#### STORED ROWS
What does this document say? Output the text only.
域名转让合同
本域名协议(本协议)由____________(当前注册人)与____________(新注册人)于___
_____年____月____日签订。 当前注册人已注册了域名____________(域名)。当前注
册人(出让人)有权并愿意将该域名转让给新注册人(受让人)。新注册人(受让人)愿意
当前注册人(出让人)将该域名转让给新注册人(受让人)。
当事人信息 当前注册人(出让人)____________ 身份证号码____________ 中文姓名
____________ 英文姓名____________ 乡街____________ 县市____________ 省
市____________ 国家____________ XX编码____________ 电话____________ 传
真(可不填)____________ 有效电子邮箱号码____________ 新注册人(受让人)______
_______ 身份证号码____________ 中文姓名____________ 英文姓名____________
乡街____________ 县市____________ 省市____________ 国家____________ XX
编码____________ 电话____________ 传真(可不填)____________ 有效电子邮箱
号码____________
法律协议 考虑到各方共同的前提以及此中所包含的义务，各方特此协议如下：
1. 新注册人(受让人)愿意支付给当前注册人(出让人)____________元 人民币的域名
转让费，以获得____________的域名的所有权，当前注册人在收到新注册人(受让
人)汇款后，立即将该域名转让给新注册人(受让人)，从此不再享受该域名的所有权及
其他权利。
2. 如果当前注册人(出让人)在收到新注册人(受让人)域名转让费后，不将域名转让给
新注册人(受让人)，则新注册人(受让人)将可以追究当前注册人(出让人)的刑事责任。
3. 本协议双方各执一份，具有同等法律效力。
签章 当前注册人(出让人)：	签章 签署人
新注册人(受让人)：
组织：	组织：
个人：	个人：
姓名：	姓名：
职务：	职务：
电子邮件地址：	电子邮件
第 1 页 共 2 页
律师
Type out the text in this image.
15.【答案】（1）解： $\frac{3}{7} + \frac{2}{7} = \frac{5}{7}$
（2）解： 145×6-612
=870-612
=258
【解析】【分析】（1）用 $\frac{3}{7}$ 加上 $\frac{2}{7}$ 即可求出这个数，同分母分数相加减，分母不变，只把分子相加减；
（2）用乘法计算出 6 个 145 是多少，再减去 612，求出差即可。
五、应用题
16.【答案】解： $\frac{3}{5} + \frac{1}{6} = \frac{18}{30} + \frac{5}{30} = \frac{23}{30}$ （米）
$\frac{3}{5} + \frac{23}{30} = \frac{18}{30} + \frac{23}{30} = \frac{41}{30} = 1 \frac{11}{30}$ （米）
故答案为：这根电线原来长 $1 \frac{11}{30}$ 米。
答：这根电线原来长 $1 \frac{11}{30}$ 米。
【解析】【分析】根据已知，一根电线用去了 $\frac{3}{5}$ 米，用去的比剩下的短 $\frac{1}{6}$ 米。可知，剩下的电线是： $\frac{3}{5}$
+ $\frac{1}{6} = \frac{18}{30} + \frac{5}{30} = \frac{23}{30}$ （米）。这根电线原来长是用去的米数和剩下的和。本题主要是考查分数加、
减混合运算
########
- **TASK REQUIREMENTS**
Search the entries for the word "this", then gather every line that has it.

- **THE ANSWER**
What does this document say? Output the text only.
Type out the text in this image.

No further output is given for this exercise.